• Required task:
Word for word, copy all the data and drop the pictures.

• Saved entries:
--

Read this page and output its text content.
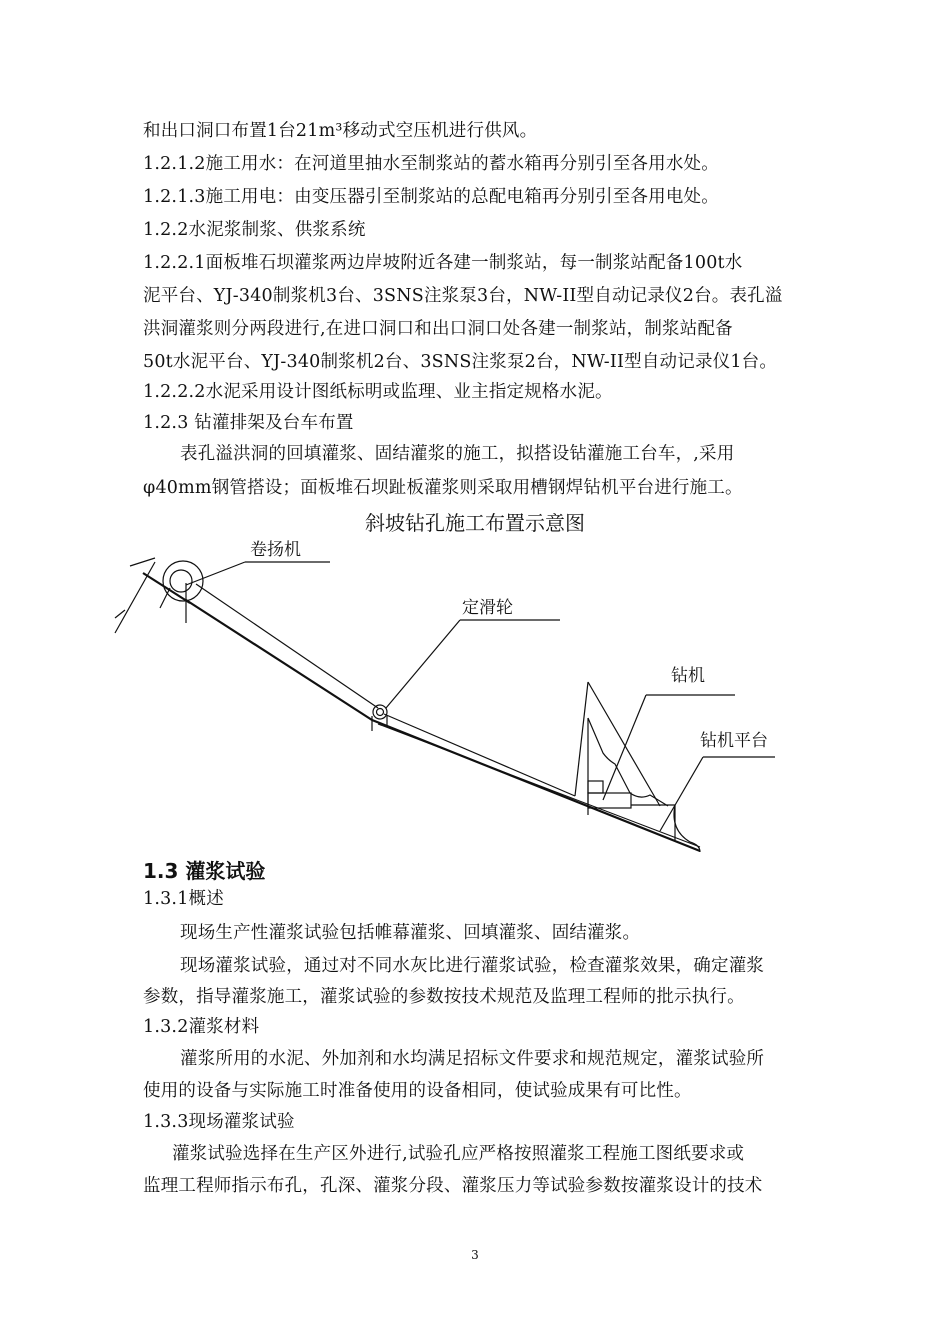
和出口洞口布置1台21m³移动式空压机进行供风。
1.2.1.2施工用水：在河道里抽水至制浆站的蓄水箱再分别引至各用水处。
1.2.1.3施工用电：由变压器引至制浆站的总配电箱再分别引至各用电处。
1.2.2水泥浆制浆、供浆系统
1.2.2.1面板堆石坝灌浆两边岸坡附近各建一制浆站，每一制浆站配备100t水
泥平台、YJ-340制浆机3台、3SNS注浆泵3台，NW-II型自动记录仪2台。表孔溢
洪洞灌浆则分两段进行,在进口洞口和出口洞口处各建一制浆站，制浆站配备
50t水泥平台、YJ-340制浆机2台、3SNS注浆泵2台，NW-II型自动记录仪1台。
1.2.2.2水泥采用设计图纸标明或监理、业主指定规格水泥。
1.2.3 钻灌排架及台车布置
表孔溢洪洞的回填灌浆、固结灌浆的施工，拟搭设钻灌施工台车，,采用
φ40mm钢管搭设；面板堆石坝趾板灌浆则采取用槽钢焊钻机平台进行施工。
斜坡钻孔施工布置示意图
卷扬机
定滑轮
钻机
钻机平台
1.3 灌浆试验
1.3.1概述
现场生产性灌浆试验包括帷幕灌浆、回填灌浆、固结灌浆。
现场灌浆试验，通过对不同水灰比进行灌浆试验，检查灌浆效果，确定灌浆
参数，指导灌浆施工，灌浆试验的参数按技术规范及监理工程师的批示执行。
1.3.2灌浆材料
灌浆所用的水泥、外加剂和水均满足招标文件要求和规范规定，灌浆试验所
使用的设备与实际施工时准备使用的设备相同，使试验成果有可比性。
1.3.3现场灌浆试验
灌浆试验选择在生产区外进行,试验孔应严格按照灌浆工程施工图纸要求或
监理工程师指示布孔，孔深、灌浆分段、灌浆压力等试验参数按灌浆设计的技术
3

--

• Written response:
Read this page and output its text content.
和出口洞口布置1台21m³移动式空压机进行供风。
1.2.1.2施工用水：在河道里抽水至制浆站的蓄水箱再分别引至各用水处。
1.2.1.3施工用电：由变压器引至制浆站的总配电箱再分别引至各用电处。
1.2.2水泥浆制浆、供浆系统
1.2.2.1面板堆石坝灌浆两边岸坡附近各建一制浆站，每一制浆站配备100t水
泥平台、YJ-340制浆机3台、3SNS注浆泵3台，NW-II型自动记录仪2台。表孔溢
洪洞灌浆则分两段进行,在进口洞口和出口洞口处各建一制浆站，制浆站配备
50t水泥平台、YJ-340制浆机2台、3SNS注浆泵2台，NW-II型自动记录仪1台。
1.2.2.2水泥采用设计图纸标明或监理、业主指定规格水泥。
1.2.3 钻灌排架及台车布置
表孔溢洪洞的回填灌浆、固结灌浆的施工，拟搭设钻灌施工台车，,采用
φ40mm钢管搭设；面板堆石坝趾板灌浆则采取用槽钢焊钻机平台进行施工。
斜坡钻孔施工布置示意图
卷扬机
定滑轮
钻机
钻机平台
1.3 灌浆试验
1.3.1概述
现场生产性灌浆试验包括帷幕灌浆、回填灌浆、固结灌浆。
现场灌浆试验，通过对不同水灰比进行灌浆试验，检查灌浆效果，确定灌浆
参数，指导灌浆施工，灌浆试验的参数按技术规范及监理工程师的批示执行。
1.3.2灌浆材料
灌浆所用的水泥、外加剂和水均满足招标文件要求和规范规定，灌浆试验所
使用的设备与实际施工时准备使用的设备相同，使试验成果有可比性。
1.3.3现场灌浆试验
灌浆试验选择在生产区外进行,试验孔应严格按照灌浆工程施工图纸要求或
监理工程师指示布孔，孔深、灌浆分段、灌浆压力等试验参数按灌浆设计的技术
3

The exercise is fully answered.